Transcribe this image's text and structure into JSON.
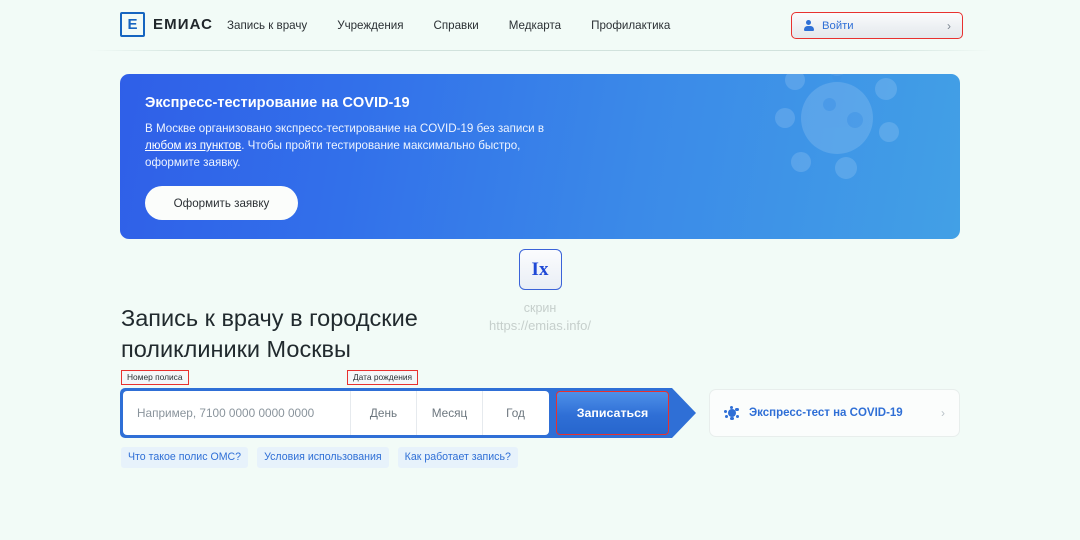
{
  "header": {
    "logo_letter": "Е",
    "logo_text": "ЕМИАС",
    "nav": [
      {
        "label": "Запись к врачу"
      },
      {
        "label": "Учреждения"
      },
      {
        "label": "Справки"
      },
      {
        "label": "Медкарта"
      },
      {
        "label": "Профилактика"
      }
    ],
    "login": {
      "label": "Войти",
      "chevron": "›",
      "icon": "user-icon",
      "highlight_color": "#e8312f"
    }
  },
  "banner": {
    "title": "Экспресс-тестирование на COVID-19",
    "text_part1": "В Москве организовано экспресс-тестирование на COVID-19 без записи в ",
    "link": "любом из пунктов",
    "text_part2": ". Чтобы пройти тестирование максимально быстро, оформите заявку.",
    "button_label": "Оформить заявку",
    "gradient_from": "#2f5fe8",
    "gradient_to": "#42a0e6"
  },
  "watermark": {
    "badge": "Ix",
    "line1": "скрин",
    "line2": "https://emias.info/"
  },
  "main": {
    "heading": "Запись к врачу в городские поликлиники Москвы"
  },
  "form": {
    "annotation_policy": "Номер полиса",
    "annotation_birth": "Дата рождения",
    "policy_placeholder": "Например, 7100 0000 0000 0000",
    "policy_value": "",
    "day_label": "День",
    "month_label": "Месяц",
    "year_label": "Год",
    "submit_label": "Записаться",
    "accent_color": "#2f6fd6",
    "annotation_color": "#e8312f"
  },
  "covid_card": {
    "icon": "virus-icon",
    "label": "Экспресс-тест на COVID-19",
    "chevron": "›"
  },
  "chips": [
    {
      "label": "Что такое полис ОМС?"
    },
    {
      "label": "Условия использования"
    },
    {
      "label": "Как работает запись?"
    }
  ]
}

Exercise » For each line in the entries that holds "тестирование", return that line.

Output of the exercise »
    "title": "Экспресс-тестирование на COVID-19",
    "text_part1": "В Москве организовано экспресс-тестирование на COVID-19 без записи в ",
    "text_part2": ". Чтобы пройти тестирование максимально быстро, оформите заявку.",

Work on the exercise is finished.